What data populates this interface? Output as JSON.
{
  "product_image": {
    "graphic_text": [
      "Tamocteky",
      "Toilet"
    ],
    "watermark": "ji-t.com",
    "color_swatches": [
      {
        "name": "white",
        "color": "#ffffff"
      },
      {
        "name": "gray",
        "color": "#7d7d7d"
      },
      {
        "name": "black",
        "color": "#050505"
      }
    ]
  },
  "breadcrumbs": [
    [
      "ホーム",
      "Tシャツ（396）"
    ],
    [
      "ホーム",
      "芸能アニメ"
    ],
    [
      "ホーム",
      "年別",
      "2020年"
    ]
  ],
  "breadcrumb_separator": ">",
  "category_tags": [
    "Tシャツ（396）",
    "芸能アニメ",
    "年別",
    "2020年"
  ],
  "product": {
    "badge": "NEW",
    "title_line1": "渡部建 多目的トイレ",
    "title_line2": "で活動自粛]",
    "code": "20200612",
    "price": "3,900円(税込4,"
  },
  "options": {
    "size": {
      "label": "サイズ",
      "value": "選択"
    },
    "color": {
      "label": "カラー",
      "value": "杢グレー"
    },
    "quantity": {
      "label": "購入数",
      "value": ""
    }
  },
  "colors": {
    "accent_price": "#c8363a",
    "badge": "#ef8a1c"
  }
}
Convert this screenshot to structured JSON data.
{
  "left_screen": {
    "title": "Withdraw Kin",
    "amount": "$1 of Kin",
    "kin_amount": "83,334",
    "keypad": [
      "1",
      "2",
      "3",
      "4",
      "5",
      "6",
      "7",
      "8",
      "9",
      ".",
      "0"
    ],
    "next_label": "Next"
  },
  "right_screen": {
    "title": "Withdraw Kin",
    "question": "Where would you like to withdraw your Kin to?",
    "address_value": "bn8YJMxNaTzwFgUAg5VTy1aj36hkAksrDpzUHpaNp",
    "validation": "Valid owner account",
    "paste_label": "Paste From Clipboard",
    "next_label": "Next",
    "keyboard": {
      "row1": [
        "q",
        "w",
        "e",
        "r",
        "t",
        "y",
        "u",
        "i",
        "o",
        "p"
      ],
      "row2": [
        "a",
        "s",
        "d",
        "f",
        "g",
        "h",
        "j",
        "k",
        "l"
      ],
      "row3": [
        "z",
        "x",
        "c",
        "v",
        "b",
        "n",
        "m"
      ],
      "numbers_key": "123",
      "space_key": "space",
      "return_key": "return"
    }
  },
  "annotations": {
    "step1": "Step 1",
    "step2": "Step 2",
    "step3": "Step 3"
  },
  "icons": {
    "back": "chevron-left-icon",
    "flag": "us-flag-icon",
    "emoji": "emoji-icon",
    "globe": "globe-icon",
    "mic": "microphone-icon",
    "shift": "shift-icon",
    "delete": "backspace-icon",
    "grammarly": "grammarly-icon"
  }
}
---
▸ THE PROBLEM:
Retype the listing. Match it exactly.

▸ WRITTEN ANSWER:
What data populates this interface? Output as JSON.
{
  "product_image": {
    "graphic_text": [
      "Tamocteky",
      "Toilet"
    ],
    "watermark": "ji-t.com",
    "color_swatches": [
      {
        "name": "white",
        "color": "#ffffff"
      },
      {
        "name": "gray",
        "color": "#7d7d7d"
      },
      {
        "name": "black",
        "color": "#050505"
      }
    ]
  },
  "breadcrumbs": [
    [
      "ホーム",
      "Tシャツ（396）"
    ],
    [
      "ホーム",
      "芸能アニメ"
    ],
    [
      "ホーム",
      "年別",
      "2020年"
    ]
  ],
  "breadcrumb_separator": ">",
  "category_tags": [
    "Tシャツ（396）",
    "芸能アニメ",
    "年別",
    "2020年"
  ],
  "product": {
    "badge": "NEW",
    "title_line1": "渡部建 多目的トイレ",
    "title_line2": "で活動自粛]",
    "code": "20200612",
    "price": "3,900円(税込4,"
  },
  "options": {
    "size": {
      "label": "サイズ",
      "value": "選択"
    },
    "color": {
      "label": "カラー",
      "value": "杢グレー"
    },
    "quantity": {
      "label": "購入数",
      "value": ""
    }
  },
  "colors": {
    "accent_price": "#c8363a",
    "badge": "#ef8a1c"
  }
}
Convert this screenshot to structured JSON data.
{
  "left_screen": {
    "title": "Withdraw Kin",
    "amount": "$1 of Kin",
    "kin_amount": "83,334",
    "keypad": [
      "1",
      "2",
      "3",
      "4",
      "5",
      "6",
      "7",
      "8",
      "9",
      ".",
      "0"
    ],
    "next_label": "Next"
  },
  "right_screen": {
    "title": "Withdraw Kin",
    "question": "Where would you like to withdraw your Kin to?",
    "address_value": "bn8YJMxNaTzwFgUAg5VTy1aj36hkAksrDpzUHpaNp",
    "validation": "Valid owner account",
    "paste_label": "Paste From Clipboard",
    "next_label": "Next",
    "keyboard": {
      "row1": [
        "q",
        "w",
        "e",
        "r",
        "t",
        "y",
        "u",
        "i",
        "o",
        "p"
      ],
      "row2": [
        "a",
        "s",
        "d",
        "f",
        "g",
        "h",
        "j",
        "k",
        "l"
      ],
      "row3": [
        "z",
        "x",
        "c",
        "v",
        "b",
        "n",
        "m"
      ],
      "numbers_key": "123",
      "space_key": "space",
      "return_key": "return"
    }
  },
  "annotations": {
    "step1": "Step 1",
    "step2": "Step 2",
    "step3": "Step 3"
  },
  "icons": {
    "back": "chevron-left-icon",
    "flag": "us-flag-icon",
    "emoji": "emoji-icon",
    "globe": "globe-icon",
    "mic": "microphone-icon",
    "shift": "shift-icon",
    "delete": "backspace-icon",
    "grammarly": "grammarly-icon"
  }
}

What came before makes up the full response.